Information supplied ->

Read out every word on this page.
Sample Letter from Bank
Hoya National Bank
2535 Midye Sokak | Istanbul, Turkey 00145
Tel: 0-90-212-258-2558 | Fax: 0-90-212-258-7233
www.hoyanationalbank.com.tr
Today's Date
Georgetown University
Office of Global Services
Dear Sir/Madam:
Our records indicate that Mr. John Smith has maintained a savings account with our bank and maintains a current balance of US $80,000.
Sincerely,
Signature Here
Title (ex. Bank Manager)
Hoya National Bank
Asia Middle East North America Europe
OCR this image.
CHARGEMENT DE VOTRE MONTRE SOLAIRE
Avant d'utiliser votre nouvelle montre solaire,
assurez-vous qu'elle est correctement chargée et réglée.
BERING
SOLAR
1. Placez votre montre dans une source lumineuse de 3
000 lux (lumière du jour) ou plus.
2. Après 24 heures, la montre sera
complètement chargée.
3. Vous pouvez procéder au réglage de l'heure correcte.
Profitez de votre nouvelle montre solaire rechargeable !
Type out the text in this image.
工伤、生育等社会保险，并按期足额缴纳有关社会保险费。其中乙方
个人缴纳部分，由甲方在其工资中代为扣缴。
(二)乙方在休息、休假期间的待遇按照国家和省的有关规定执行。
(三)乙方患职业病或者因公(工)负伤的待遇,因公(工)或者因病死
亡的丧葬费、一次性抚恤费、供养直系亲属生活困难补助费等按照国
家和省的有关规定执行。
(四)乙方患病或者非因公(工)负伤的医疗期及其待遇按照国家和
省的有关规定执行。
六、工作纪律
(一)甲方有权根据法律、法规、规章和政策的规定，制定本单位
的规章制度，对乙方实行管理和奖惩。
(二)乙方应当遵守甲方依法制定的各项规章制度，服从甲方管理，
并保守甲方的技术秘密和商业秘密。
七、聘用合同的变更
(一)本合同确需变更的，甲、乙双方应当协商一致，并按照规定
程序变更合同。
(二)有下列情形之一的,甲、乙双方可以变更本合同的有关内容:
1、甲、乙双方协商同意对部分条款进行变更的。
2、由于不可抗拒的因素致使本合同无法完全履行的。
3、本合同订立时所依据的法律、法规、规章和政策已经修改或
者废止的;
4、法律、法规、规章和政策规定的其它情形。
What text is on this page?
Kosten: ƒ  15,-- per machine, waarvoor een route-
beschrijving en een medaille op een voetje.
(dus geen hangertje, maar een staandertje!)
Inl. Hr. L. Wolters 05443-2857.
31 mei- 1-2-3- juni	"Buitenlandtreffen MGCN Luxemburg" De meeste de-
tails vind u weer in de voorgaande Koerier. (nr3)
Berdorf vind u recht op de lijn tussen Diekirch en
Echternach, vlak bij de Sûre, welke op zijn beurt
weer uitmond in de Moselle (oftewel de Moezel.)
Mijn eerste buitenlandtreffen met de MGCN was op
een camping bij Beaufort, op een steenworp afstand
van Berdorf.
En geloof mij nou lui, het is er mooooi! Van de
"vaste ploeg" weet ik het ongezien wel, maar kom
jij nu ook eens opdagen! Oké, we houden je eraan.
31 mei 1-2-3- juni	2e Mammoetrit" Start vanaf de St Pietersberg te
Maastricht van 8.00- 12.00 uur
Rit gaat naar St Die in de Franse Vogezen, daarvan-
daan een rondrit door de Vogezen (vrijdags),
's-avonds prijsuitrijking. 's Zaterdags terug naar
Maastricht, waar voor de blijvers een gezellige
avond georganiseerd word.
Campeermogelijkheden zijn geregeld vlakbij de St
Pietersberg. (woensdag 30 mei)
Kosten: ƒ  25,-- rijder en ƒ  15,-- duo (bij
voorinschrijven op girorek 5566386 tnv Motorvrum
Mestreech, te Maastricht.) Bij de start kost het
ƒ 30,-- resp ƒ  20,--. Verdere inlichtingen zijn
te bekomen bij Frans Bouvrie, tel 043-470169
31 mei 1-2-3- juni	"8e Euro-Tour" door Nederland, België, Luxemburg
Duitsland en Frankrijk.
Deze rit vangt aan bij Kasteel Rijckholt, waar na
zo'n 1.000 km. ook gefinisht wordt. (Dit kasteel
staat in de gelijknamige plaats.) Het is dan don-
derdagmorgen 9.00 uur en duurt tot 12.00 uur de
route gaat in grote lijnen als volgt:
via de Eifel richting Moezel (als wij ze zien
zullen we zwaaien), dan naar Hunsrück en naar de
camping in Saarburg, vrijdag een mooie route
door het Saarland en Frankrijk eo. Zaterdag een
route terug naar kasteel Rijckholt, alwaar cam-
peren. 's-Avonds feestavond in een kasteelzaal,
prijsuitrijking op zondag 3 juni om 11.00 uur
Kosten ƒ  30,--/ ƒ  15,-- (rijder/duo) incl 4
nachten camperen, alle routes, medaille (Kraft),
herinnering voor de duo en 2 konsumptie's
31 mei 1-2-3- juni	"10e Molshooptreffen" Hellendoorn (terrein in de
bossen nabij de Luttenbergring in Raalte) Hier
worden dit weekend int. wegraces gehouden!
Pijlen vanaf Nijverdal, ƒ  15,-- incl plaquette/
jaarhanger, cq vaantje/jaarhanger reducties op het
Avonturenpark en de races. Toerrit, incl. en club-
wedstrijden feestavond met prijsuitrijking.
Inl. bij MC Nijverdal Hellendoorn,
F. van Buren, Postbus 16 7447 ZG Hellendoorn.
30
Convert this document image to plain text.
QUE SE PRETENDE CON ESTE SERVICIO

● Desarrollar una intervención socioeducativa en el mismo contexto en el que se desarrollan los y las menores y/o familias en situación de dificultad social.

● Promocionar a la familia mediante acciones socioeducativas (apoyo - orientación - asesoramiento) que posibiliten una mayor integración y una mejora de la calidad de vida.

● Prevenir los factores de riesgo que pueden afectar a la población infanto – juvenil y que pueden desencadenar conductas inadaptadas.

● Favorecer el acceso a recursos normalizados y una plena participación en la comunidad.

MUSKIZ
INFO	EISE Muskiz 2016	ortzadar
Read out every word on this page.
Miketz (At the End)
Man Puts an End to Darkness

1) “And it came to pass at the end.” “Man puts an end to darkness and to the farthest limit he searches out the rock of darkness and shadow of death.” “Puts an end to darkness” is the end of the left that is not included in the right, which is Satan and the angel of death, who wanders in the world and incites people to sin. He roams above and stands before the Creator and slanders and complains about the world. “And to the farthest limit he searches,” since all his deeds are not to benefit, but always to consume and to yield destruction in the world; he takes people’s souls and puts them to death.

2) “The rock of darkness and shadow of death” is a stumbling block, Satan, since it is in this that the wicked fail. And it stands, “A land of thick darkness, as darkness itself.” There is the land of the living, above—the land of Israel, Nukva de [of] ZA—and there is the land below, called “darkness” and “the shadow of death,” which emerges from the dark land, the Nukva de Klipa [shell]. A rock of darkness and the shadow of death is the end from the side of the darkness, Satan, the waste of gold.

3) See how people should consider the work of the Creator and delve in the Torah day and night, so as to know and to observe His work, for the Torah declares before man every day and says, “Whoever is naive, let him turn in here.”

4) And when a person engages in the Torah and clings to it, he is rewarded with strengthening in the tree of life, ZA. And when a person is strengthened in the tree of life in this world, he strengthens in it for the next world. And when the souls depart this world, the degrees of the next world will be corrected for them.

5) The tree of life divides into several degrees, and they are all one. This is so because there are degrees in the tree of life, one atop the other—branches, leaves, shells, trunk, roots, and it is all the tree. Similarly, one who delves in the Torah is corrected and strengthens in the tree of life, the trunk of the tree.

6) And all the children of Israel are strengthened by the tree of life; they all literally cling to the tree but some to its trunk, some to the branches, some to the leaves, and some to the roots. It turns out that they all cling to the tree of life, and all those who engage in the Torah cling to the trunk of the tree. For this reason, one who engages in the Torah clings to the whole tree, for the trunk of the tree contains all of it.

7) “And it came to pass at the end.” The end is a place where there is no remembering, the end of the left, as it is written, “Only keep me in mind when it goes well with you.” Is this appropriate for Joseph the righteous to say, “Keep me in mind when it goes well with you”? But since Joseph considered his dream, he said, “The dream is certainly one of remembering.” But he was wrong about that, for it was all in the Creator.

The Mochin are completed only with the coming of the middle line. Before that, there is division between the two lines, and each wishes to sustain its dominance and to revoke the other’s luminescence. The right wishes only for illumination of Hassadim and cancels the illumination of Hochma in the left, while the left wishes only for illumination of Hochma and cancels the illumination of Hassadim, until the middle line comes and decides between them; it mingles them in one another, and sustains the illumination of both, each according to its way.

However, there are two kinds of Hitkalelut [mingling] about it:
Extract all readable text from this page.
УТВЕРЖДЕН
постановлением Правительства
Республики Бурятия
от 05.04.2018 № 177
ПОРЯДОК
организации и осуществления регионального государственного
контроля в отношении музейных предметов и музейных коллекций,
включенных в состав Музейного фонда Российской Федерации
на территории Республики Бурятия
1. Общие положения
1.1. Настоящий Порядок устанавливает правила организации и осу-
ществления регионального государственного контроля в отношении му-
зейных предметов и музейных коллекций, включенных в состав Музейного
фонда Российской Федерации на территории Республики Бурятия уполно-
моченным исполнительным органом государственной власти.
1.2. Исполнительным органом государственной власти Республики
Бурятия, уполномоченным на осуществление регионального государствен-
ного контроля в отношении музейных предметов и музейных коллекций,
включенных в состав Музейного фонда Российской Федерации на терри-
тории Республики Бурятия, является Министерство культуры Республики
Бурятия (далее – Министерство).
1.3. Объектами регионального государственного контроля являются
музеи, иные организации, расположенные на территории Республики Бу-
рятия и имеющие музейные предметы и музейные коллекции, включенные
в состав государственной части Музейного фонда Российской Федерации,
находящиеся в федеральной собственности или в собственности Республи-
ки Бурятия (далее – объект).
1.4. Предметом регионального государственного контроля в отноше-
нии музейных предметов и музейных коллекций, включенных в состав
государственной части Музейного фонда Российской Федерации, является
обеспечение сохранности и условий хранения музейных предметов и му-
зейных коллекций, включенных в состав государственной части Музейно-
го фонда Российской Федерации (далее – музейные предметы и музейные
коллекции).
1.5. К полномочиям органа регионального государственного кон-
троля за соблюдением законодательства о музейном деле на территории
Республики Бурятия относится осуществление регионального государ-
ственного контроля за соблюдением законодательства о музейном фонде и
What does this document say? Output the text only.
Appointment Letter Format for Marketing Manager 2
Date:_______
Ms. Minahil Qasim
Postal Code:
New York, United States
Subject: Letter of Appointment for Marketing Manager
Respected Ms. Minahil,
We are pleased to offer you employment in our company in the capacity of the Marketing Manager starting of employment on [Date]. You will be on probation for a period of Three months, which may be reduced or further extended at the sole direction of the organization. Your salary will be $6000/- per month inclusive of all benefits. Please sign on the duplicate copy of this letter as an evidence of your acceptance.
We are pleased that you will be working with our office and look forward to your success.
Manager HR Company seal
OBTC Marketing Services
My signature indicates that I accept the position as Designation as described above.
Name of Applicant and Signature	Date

Given instruction -> Using the listing above, pull out all lines that hold the word "Berdorf".

Response to the exercise ->
Berdorf vind u recht op de lijn tussen Diekirch en
van Berdorf.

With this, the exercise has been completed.